__SELECTED EXCERPT__.
* * * *

# Titan Avalanche 3...pros/con's and must haves



## Runninghot88 (May 26, 2012)

Hi, I am looking at ordering a new trailer and have been looking at avalanche 3s. Wondering what the inside tack dimensions are.

What are some must haves?


----------



## carshon (Apr 7, 2015)

I have a 2006 Titan Avalanche III and love it! I do not have a tack room so we store everything in the trailer. My husband made a blanket bar that hangs in the nose of the trailer and we added a bridle hook to the door. This trailer has been all over NW IL and surrounding states. it hauls well - we have had no issues with brakes or welds or leaking. I love the swing out saddle rack.

The one and only critique I have is placement of the tie rings on the outside of the trailer. I wish they had 2 per each side instead of 3 - there is one near the tack area that my hubby uses and his horse scratches on the saddle rack after we ride.

One other thing I wish it had was a lock for the door so that when it is open you can lock it open. We tie a lead rope to the handle and to the hitch so on windy days the door does not swing shut.


----------



## horselovinguy (Oct 1, 2013)

carshon said:


> One other thing I wish it had was a lock for the door so that when it is open you can lock it open. We tie a lead rope to the handle and to the hitch so on windy days the door does not swing shut.


_*carshon...
*_Take a look at these and see if something like this would work...many style are available...

* * * *

__INFORMATION SHOWN__.
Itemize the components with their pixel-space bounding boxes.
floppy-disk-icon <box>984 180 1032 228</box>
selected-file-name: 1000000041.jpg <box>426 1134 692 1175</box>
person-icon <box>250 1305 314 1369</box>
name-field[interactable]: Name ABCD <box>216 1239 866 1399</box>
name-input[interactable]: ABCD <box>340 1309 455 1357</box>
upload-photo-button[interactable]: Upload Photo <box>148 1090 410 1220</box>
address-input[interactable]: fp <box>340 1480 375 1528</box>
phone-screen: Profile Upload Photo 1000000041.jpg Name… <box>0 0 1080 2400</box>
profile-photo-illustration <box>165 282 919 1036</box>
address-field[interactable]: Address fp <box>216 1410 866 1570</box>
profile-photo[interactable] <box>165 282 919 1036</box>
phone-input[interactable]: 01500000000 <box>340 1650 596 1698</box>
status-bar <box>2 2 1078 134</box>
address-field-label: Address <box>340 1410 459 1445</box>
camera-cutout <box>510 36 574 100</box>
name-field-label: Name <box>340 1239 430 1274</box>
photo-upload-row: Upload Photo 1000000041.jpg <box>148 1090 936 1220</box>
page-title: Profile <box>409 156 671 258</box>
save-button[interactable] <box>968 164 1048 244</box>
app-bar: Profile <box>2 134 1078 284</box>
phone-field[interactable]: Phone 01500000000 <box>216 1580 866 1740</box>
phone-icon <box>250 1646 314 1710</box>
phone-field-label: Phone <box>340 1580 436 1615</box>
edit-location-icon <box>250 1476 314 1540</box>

* * * *

__REQUIRED ACTIONS__.
A: Rewrite the part of the trailer forum thread between "Hi, I am looking" and "some must haves?", inclusive, putting "storage" in place of "tack".
B: In the trailer forum thread, what did carshon's husband make to hang in the nose of the trailer?
C: Continue the trailer forum thread from its last line.

__RESULTS__.
A:
Hi, I am looking at ordering a new trailer and have been looking at avalanche 3s. Wondering what the inside storage dimensions are.

What are some must haves?

B: A blanket bar.

C:
https://www.amazon.com/Pack-T-Style...id=1507559597&sr=1-4&keywords=rv+door+latches
:runninghorse2:....


----------



## Kato (Apr 20, 2011)

I have this style on my trailer and really like them. https://www.horsetraileraccessorystore.com/LISA-Aluminum-Door-Hold-Backs-in-4-sizes_p_135.html


----------



## JCnGrace (Apr 28, 2013)

Our trailer has the type that HLG linked to. They work but tend to get bent and beat up.

We recently went trailer shopping just for ogling and the new trailers are using the type Kato linked to. They seemed to be a lot sturdier but of course I don't know that from experience.


----------



## Kato (Apr 20, 2011)

They hold up really well.....my horse has developed the habit of trying to rub on my tackroom door. Between her and the wind it has held up wonderfully. The only thing we have had to do is spray them with wd40 to keep the spring moving smoothly.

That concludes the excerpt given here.